• Written task: Output each line exactly as it appears, skipping any embedded picture.

- - - -

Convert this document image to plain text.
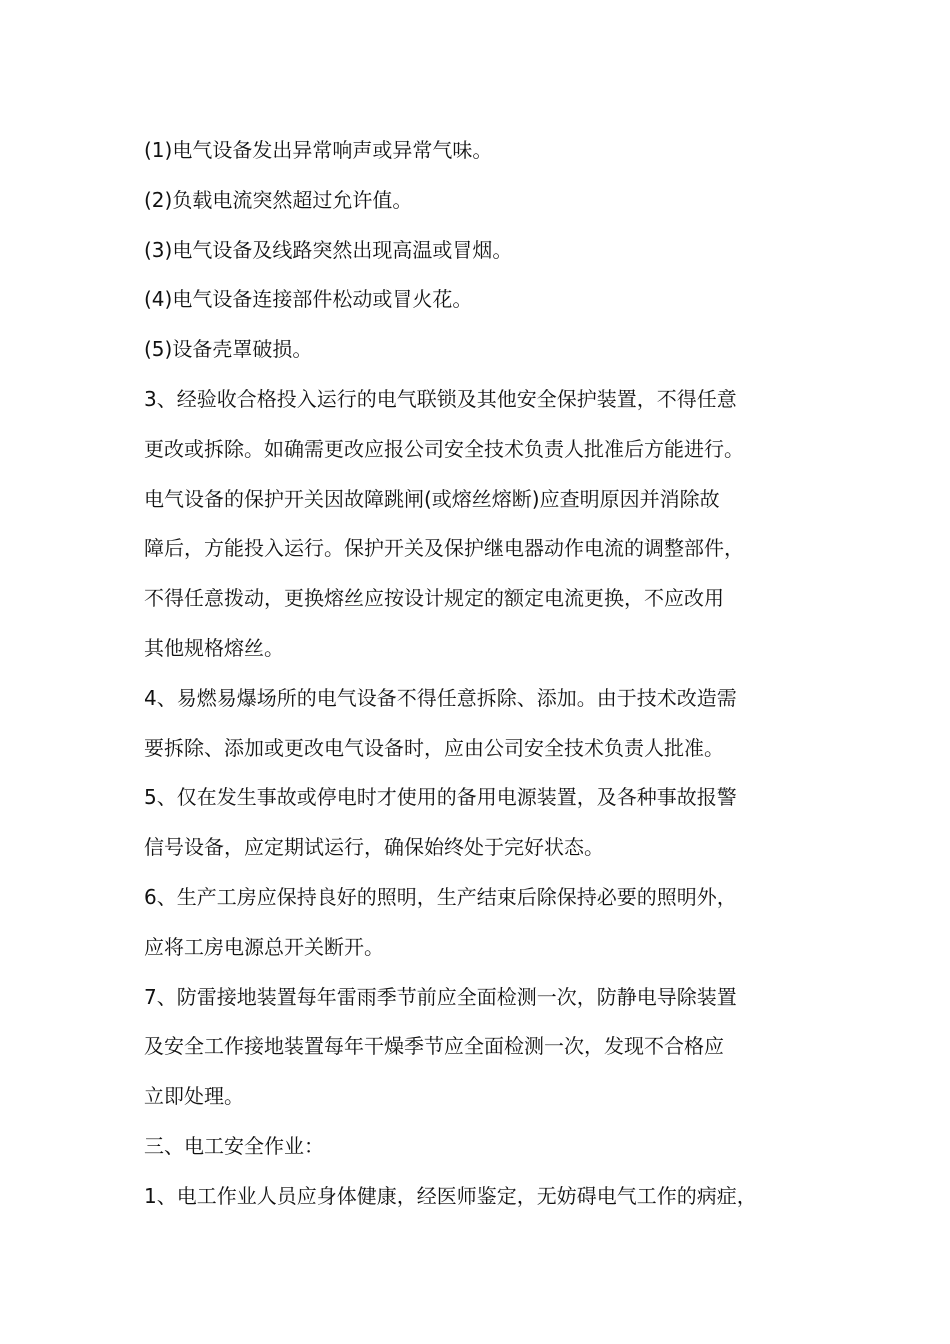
(1)电气设备发出异常响声或异常气味。

(2)负载电流突然超过允许值。

(3)电气设备及线路突然出现高温或冒烟。

(4)电气设备连接部件松动或冒火花。

(5)设备壳罩破损。

3、经验收合格投入运行的电气联锁及其他安全保护装置，不得任意

更改或拆除。如确需更改应报公司安全技术负责人批准后方能进行。

电气设备的保护开关因故障跳闸(或熔丝熔断)应查明原因并消除故

障后，方能投入运行。保护开关及保护继电器动作电流的调整部件，

不得任意拨动，更换熔丝应按设计规定的额定电流更换，不应改用

其他规格熔丝。

4、易燃易爆场所的电气设备不得任意拆除、添加。由于技术改造需

要拆除、添加或更改电气设备时，应由公司安全技术负责人批准。

5、仅在发生事故或停电时才使用的备用电源装置，及各种事故报警

信号设备，应定期试运行，确保始终处于完好状态。

6、生产工房应保持良好的照明，生产结束后除保持必要的照明外，

应将工房电源总开关断开。

7、防雷接地装置每年雷雨季节前应全面检测一次，防静电导除装置

及安全工作接地装置每年干燥季节应全面检测一次，发现不合格应

立即处理。

三、电工安全作业：

1、电工作业人员应身体健康，经医师鉴定，无妨碍电气工作的病症，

- - - -

• Answer:
Convert this document image to plain text.
(1)电气设备发出异常响声或异常气味。

(2)负载电流突然超过允许值。

(3)电气设备及线路突然出现高温或冒烟。

(4)电气设备连接部件松动或冒火花。

(5)设备壳罩破损。

3、经验收合格投入运行的电气联锁及其他安全保护装置，不得任意

更改或拆除。如确需更改应报公司安全技术负责人批准后方能进行。

电气设备的保护开关因故障跳闸(或熔丝熔断)应查明原因并消除故

障后，方能投入运行。保护开关及保护继电器动作电流的调整部件，

不得任意拨动，更换熔丝应按设计规定的额定电流更换，不应改用

其他规格熔丝。

4、易燃易爆场所的电气设备不得任意拆除、添加。由于技术改造需

要拆除、添加或更改电气设备时，应由公司安全技术负责人批准。

5、仅在发生事故或停电时才使用的备用电源装置，及各种事故报警

信号设备，应定期试运行，确保始终处于完好状态。

6、生产工房应保持良好的照明，生产结束后除保持必要的照明外，

应将工房电源总开关断开。

7、防雷接地装置每年雷雨季节前应全面检测一次，防静电导除装置

及安全工作接地装置每年干燥季节应全面检测一次，发现不合格应

立即处理。

三、电工安全作业：

1、电工作业人员应身体健康，经医师鉴定，无妨碍电气工作的病症，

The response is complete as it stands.